Could you edit the items below so that every "like-count" becomes "likes-total", with everything else left as it is?

* BEGIN DATASET RECORDS *

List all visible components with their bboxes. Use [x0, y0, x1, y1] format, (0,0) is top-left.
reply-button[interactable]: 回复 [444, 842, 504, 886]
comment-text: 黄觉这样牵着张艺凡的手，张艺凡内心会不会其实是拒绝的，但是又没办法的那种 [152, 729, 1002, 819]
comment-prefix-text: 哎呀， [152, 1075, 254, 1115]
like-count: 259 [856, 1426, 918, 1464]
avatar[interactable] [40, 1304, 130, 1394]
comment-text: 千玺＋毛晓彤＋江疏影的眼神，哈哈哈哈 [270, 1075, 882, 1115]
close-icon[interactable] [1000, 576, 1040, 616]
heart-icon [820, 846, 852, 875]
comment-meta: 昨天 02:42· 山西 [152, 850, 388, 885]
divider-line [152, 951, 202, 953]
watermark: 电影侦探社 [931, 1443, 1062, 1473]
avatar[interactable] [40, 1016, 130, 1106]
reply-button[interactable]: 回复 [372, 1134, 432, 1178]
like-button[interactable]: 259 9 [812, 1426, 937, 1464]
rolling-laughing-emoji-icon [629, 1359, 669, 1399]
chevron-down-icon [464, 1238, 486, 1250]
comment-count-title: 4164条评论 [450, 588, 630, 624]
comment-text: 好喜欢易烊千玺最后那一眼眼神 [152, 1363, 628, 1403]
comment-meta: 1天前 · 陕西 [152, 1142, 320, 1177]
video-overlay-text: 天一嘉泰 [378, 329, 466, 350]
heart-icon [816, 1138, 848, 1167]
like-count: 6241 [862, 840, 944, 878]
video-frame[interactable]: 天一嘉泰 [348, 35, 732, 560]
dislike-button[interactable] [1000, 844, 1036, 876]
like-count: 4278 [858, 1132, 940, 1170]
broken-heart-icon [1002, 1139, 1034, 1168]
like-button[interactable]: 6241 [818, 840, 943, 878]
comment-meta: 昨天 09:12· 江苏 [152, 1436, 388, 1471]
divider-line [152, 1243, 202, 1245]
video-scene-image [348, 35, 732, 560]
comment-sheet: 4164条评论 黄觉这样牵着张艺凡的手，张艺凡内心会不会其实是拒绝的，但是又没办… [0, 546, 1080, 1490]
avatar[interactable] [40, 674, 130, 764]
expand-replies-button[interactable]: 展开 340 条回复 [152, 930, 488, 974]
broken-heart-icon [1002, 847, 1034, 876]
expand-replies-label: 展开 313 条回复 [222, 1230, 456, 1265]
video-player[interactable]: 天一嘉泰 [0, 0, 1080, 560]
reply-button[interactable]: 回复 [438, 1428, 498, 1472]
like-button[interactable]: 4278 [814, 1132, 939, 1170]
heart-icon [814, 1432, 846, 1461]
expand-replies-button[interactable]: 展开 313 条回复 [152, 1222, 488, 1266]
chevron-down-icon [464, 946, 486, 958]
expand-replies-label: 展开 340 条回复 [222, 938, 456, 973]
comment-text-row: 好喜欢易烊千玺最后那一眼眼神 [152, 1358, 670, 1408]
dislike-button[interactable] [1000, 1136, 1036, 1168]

* END DATASET RECORDS *

__ANSWER FOR THE TASK__
List all visible components with their bboxes. Use [x0, y0, x1, y1] format, (0,0) is top-left.
reply-button[interactable]: 回复 [444, 842, 504, 886]
comment-text: 黄觉这样牵着张艺凡的手，张艺凡内心会不会其实是拒绝的，但是又没办法的那种 [152, 729, 1002, 819]
comment-prefix-text: 哎呀， [152, 1075, 254, 1115]
likes-total: 259 [856, 1426, 918, 1464]
avatar[interactable] [40, 1304, 130, 1394]
comment-text: 千玺＋毛晓彤＋江疏影的眼神，哈哈哈哈 [270, 1075, 882, 1115]
close-icon[interactable] [1000, 576, 1040, 616]
heart-icon [820, 846, 852, 875]
comment-meta: 昨天 02:42· 山西 [152, 850, 388, 885]
divider-line [152, 951, 202, 953]
watermark: 电影侦探社 [931, 1443, 1062, 1473]
avatar[interactable] [40, 1016, 130, 1106]
reply-button[interactable]: 回复 [372, 1134, 432, 1178]
like-button[interactable]: 259 9 [812, 1426, 937, 1464]
rolling-laughing-emoji-icon [629, 1359, 669, 1399]
chevron-down-icon [464, 1238, 486, 1250]
comment-count-title: 4164条评论 [450, 588, 630, 624]
comment-text: 好喜欢易烊千玺最后那一眼眼神 [152, 1363, 628, 1403]
comment-meta: 1天前 · 陕西 [152, 1142, 320, 1177]
video-overlay-text: 天一嘉泰 [378, 329, 466, 350]
heart-icon [816, 1138, 848, 1167]
likes-total: 6241 [862, 840, 944, 878]
video-frame[interactable]: 天一嘉泰 [348, 35, 732, 560]
dislike-button[interactable] [1000, 844, 1036, 876]
likes-total: 4278 [858, 1132, 940, 1170]
broken-heart-icon [1002, 1139, 1034, 1168]
like-button[interactable]: 6241 [818, 840, 943, 878]
comment-meta: 昨天 09:12· 江苏 [152, 1436, 388, 1471]
divider-line [152, 1243, 202, 1245]
video-scene-image [348, 35, 732, 560]
comment-sheet: 4164条评论 黄觉这样牵着张艺凡的手，张艺凡内心会不会其实是拒绝的，但是又没办… [0, 546, 1080, 1490]
avatar[interactable] [40, 674, 130, 764]
expand-replies-button[interactable]: 展开 340 条回复 [152, 930, 488, 974]
broken-heart-icon [1002, 847, 1034, 876]
expand-replies-label: 展开 313 条回复 [222, 1230, 456, 1265]
video-player[interactable]: 天一嘉泰 [0, 0, 1080, 560]
reply-button[interactable]: 回复 [438, 1428, 498, 1472]
like-button[interactable]: 4278 [814, 1132, 939, 1170]
heart-icon [814, 1432, 846, 1461]
expand-replies-button[interactable]: 展开 313 条回复 [152, 1222, 488, 1266]
chevron-down-icon [464, 946, 486, 958]
expand-replies-label: 展开 340 条回复 [222, 938, 456, 973]
comment-text-row: 好喜欢易烊千玺最后那一眼眼神 [152, 1358, 670, 1408]
dislike-button[interactable] [1000, 1136, 1036, 1168]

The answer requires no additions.